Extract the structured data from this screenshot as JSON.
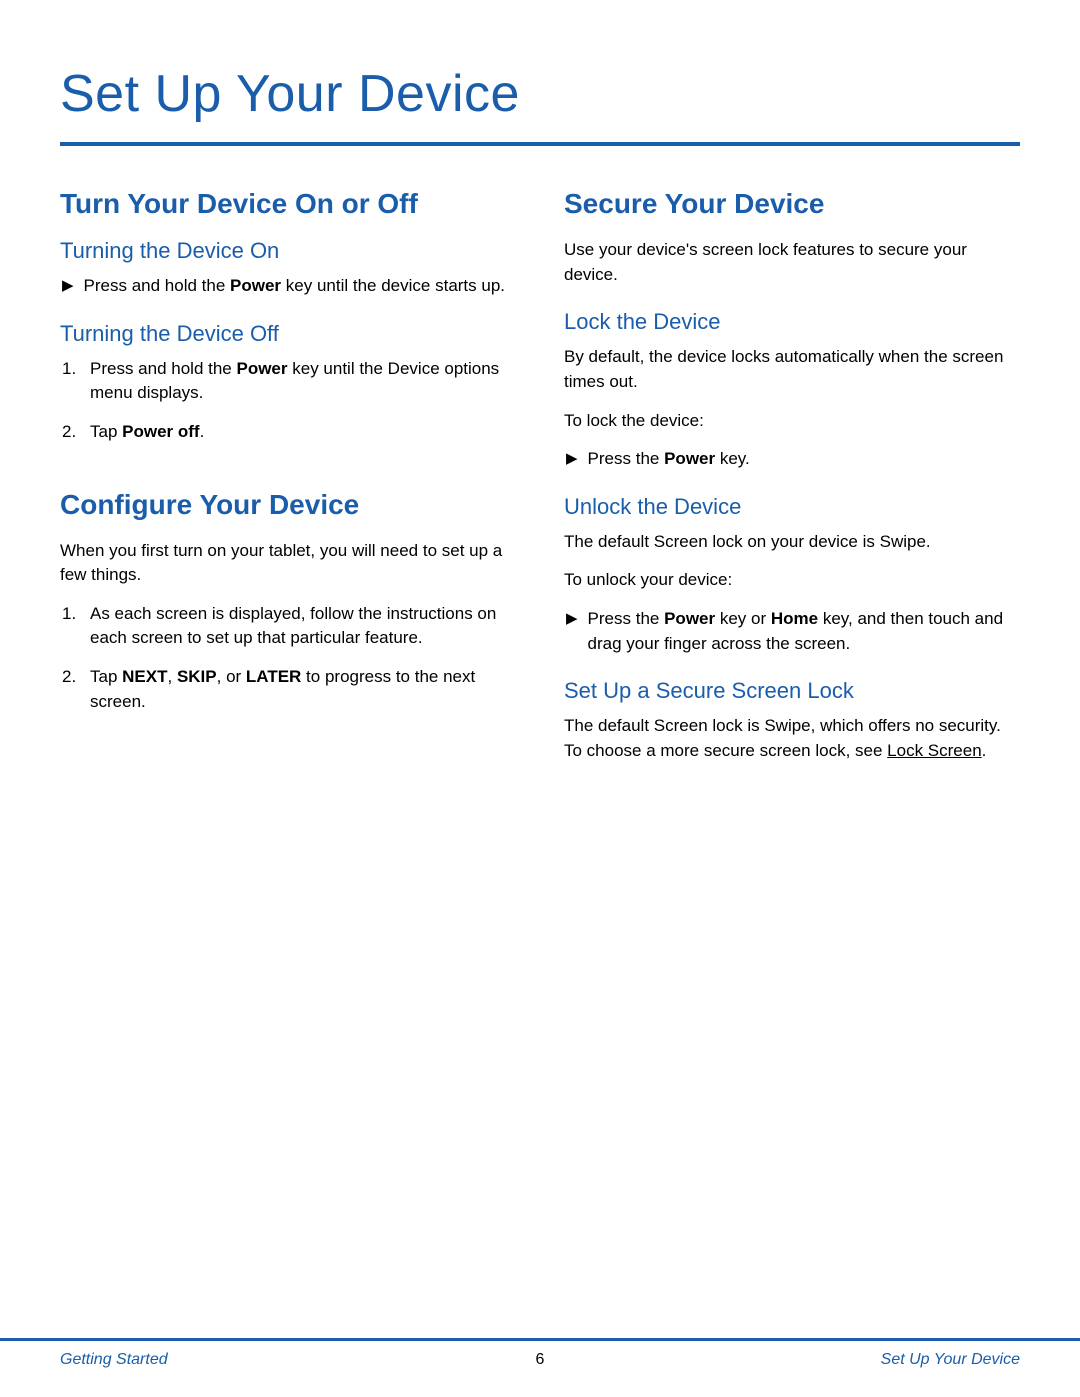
{
  "title": "Set Up Your Device",
  "left": {
    "section1": {
      "heading": "Turn Your Device On or Off",
      "sub1": {
        "heading": "Turning the Device On",
        "bullet_html": "Press and hold the <strong>Power</strong> key until the device starts up."
      },
      "sub2": {
        "heading": "Turning the Device Off",
        "item1_html": "Press and hold the <strong>Power</strong> key until the Device options menu displays.",
        "item2_html": "Tap <strong>Power off</strong>."
      }
    },
    "section2": {
      "heading": "Configure Your Device",
      "intro": "When you first turn on your tablet, you will need to set up a few things.",
      "item1": "As each screen is displayed, follow the instructions on each screen to set up that particular feature.",
      "item2_html": "Tap <strong>NEXT</strong>, <strong>SKIP</strong>, or <strong>LATER</strong> to progress to the next screen."
    }
  },
  "right": {
    "section1": {
      "heading": "Secure Your Device",
      "intro": "Use your device's screen lock features to secure your device.",
      "sub1": {
        "heading": "Lock the Device",
        "p1": "By default, the device locks automatically when the screen times out.",
        "p2": "To lock the device:",
        "bullet_html": "Press the <strong>Power</strong> key."
      },
      "sub2": {
        "heading": "Unlock the Device",
        "p1": "The default Screen lock on your device is Swipe.",
        "p2": "To unlock your device:",
        "bullet_html": "Press the <strong>Power</strong> key or <strong>Home</strong> key, and then touch and drag your finger across the screen."
      },
      "sub3": {
        "heading": "Set Up a Secure Screen Lock",
        "p1_prefix": "The default Screen lock is Swipe, which offers no security. To choose a more secure screen lock, see ",
        "link_text": "Lock Screen",
        "p1_suffix": "."
      }
    }
  },
  "footer": {
    "left": "Getting Started",
    "center": "6",
    "right": "Set Up Your Device"
  }
}
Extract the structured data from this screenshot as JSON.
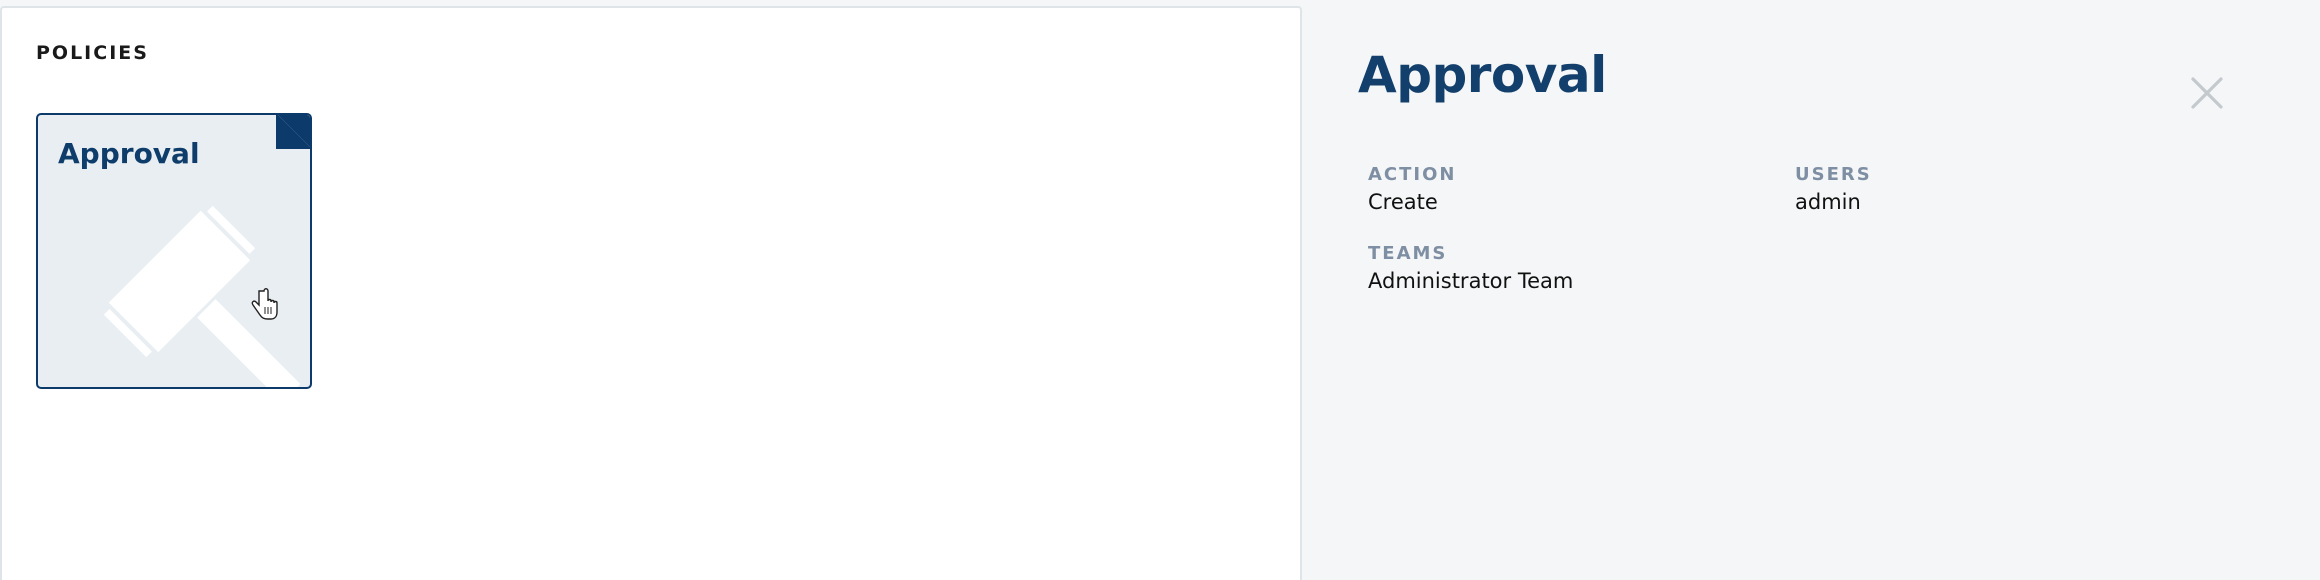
{
  "policies": {
    "section_title": "POLICIES",
    "cards": [
      {
        "title": "Approval",
        "icon": "gavel-icon"
      }
    ]
  },
  "detail": {
    "title": "Approval",
    "close_icon": "close-icon",
    "fields": {
      "action_label": "ACTION",
      "action_value": "Create",
      "users_label": "USERS",
      "users_value": "admin",
      "teams_label": "TEAMS",
      "teams_value": "Administrator Team"
    }
  },
  "colors": {
    "accent": "#0b3a6b",
    "title": "#123f6b",
    "label": "#7f8fa3",
    "card_bg": "#e9eef2",
    "panel_bg": "#f4f6f7"
  }
}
┄┄┄┄┄┄┄┄┄┄┄┄┄┄┄┄┄┄┄┄
### [EXERCISE DETAILS]
Copy each line that holds the word "Swipe".

### [RESPONSE TO THE EXERCISE]
        "p1": "The default Screen lock on your device is Swipe.",
        "p1_prefix": "The default Screen lock is Swipe, which offers no security. To choose a more secure screen lock, see ",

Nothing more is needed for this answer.